What is required
Send each entry back exactly as given, pictures excluded.

Exercise data
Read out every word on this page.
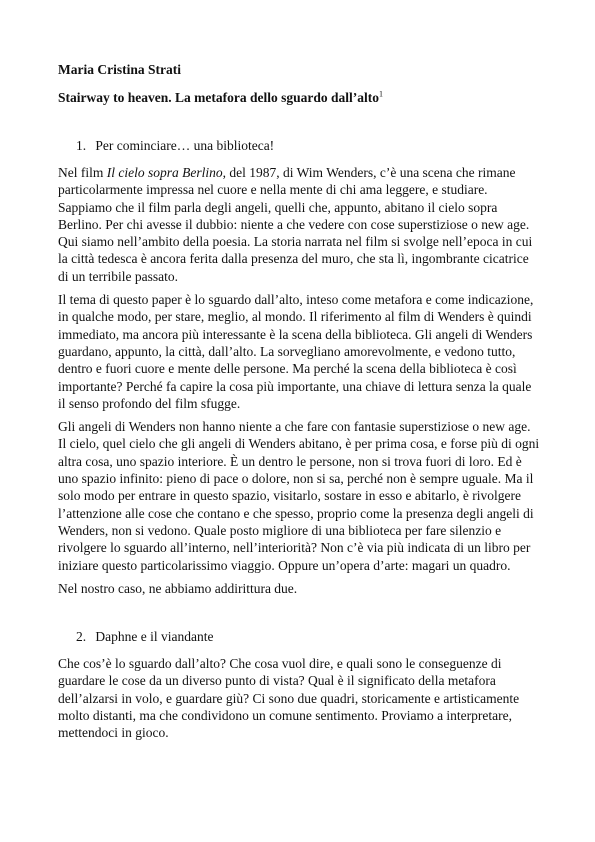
Maria Cristina Strati
Stairway to heaven. La metafora dello sguardo dall’alto$^1$
1. Per cominciare… una biblioteca!

Nel film Il cielo sopra Berlino, del 1987, di Wim Wenders, c’è una scena che rimane particolarmente impressa nel cuore e nella mente di chi ama leggere, e studiare. Sappiamo che il film parla degli angeli, quelli che, appunto, abitano il cielo sopra Berlino. Per chi avesse il dubbio: niente a che vedere con cose superstiziose o new age. Qui siamo nell’ambito della poesia. La storia narrata nel film si svolge nell’epoca in cui la città tedesca è ancora ferita dalla presenza del muro, che sta lì, ingombrante cicatrice di un terribile passato.

Il tema di questo paper è lo sguardo dall’alto, inteso come metafora e come indicazione, in qualche modo, per stare, meglio, al mondo. Il riferimento al film di Wenders è quindi immediato, ma ancora più interessante è la scena della biblioteca. Gli angeli di Wenders guardano, appunto, la città, dall’alto. La sorvegliano amorevolmente, e vedono tutto, dentro e fuori cuore e mente delle persone. Ma perché la scena della biblioteca è così importante? Perché fa capire la cosa più importante, una chiave di lettura senza la quale il senso profondo del film sfugge.

Gli angeli di Wenders non hanno niente a che fare con fantasie superstiziose o new age. Il cielo, quel cielo che gli angeli di Wenders abitano, è per prima cosa, e forse più di ogni altra cosa, uno spazio interiore. È un dentro le persone, non si trova fuori di loro. Ed è uno spazio infinito: pieno di pace o dolore, non si sa, perché non è sempre uguale. Ma il solo modo per entrare in questo spazio, visitarlo, sostare in esso e abitarlo, è rivolgere l’attenzione alle cose che contano e che spesso, proprio come la presenza degli angeli di Wenders, non si vedono. Quale posto migliore di una biblioteca per fare silenzio e rivolgere lo sguardo all’interno, nell’interiorità? Non c’è via più indicata di un libro per iniziare questo particolarissimo viaggio. Oppure un’opera d’arte: magari un quadro.

Nel nostro caso, ne abbiamo addirittura due.

2. Daphne e il viandante

Che cos’è lo sguardo dall’alto? Che cosa vuol dire, e quali sono le conseguenze di guardare le cose da un diverso punto di vista? Qual è il significato della metafora dell’alzarsi in volo, e guardare giù? Ci sono due quadri, storicamente e artisticamente molto distanti, ma che condividono un comune sentimento. Proviamo a interpretare, mettendoci in gioco.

Finished exercise
Read out every word on this page.
Maria Cristina Strati
Stairway to heaven. La metafora dello sguardo dall’alto$^1$
1. Per cominciare… una biblioteca!

Nel film Il cielo sopra Berlino, del 1987, di Wim Wenders, c’è una scena che rimane particolarmente impressa nel cuore e nella mente di chi ama leggere, e studiare. Sappiamo che il film parla degli angeli, quelli che, appunto, abitano il cielo sopra Berlino. Per chi avesse il dubbio: niente a che vedere con cose superstiziose o new age. Qui siamo nell’ambito della poesia. La storia narrata nel film si svolge nell’epoca in cui la città tedesca è ancora ferita dalla presenza del muro, che sta lì, ingombrante cicatrice di un terribile passato.

Il tema di questo paper è lo sguardo dall’alto, inteso come metafora e come indicazione, in qualche modo, per stare, meglio, al mondo. Il riferimento al film di Wenders è quindi immediato, ma ancora più interessante è la scena della biblioteca. Gli angeli di Wenders guardano, appunto, la città, dall’alto. La sorvegliano amorevolmente, e vedono tutto, dentro e fuori cuore e mente delle persone. Ma perché la scena della biblioteca è così importante? Perché fa capire la cosa più importante, una chiave di lettura senza la quale il senso profondo del film sfugge.

Gli angeli di Wenders non hanno niente a che fare con fantasie superstiziose o new age. Il cielo, quel cielo che gli angeli di Wenders abitano, è per prima cosa, e forse più di ogni altra cosa, uno spazio interiore. È un dentro le persone, non si trova fuori di loro. Ed è uno spazio infinito: pieno di pace o dolore, non si sa, perché non è sempre uguale. Ma il solo modo per entrare in questo spazio, visitarlo, sostare in esso e abitarlo, è rivolgere l’attenzione alle cose che contano e che spesso, proprio come la presenza degli angeli di Wenders, non si vedono. Quale posto migliore di una biblioteca per fare silenzio e rivolgere lo sguardo all’interno, nell’interiorità? Non c’è via più indicata di un libro per iniziare questo particolarissimo viaggio. Oppure un’opera d’arte: magari un quadro.

Nel nostro caso, ne abbiamo addirittura due.

2. Daphne e il viandante

Che cos’è lo sguardo dall’alto? Che cosa vuol dire, e quali sono le conseguenze di guardare le cose da un diverso punto di vista? Qual è il significato della metafora dell’alzarsi in volo, e guardare giù? Ci sono due quadri, storicamente e artisticamente molto distanti, ma che condividono un comune sentimento. Proviamo a interpretare, mettendoci in gioco.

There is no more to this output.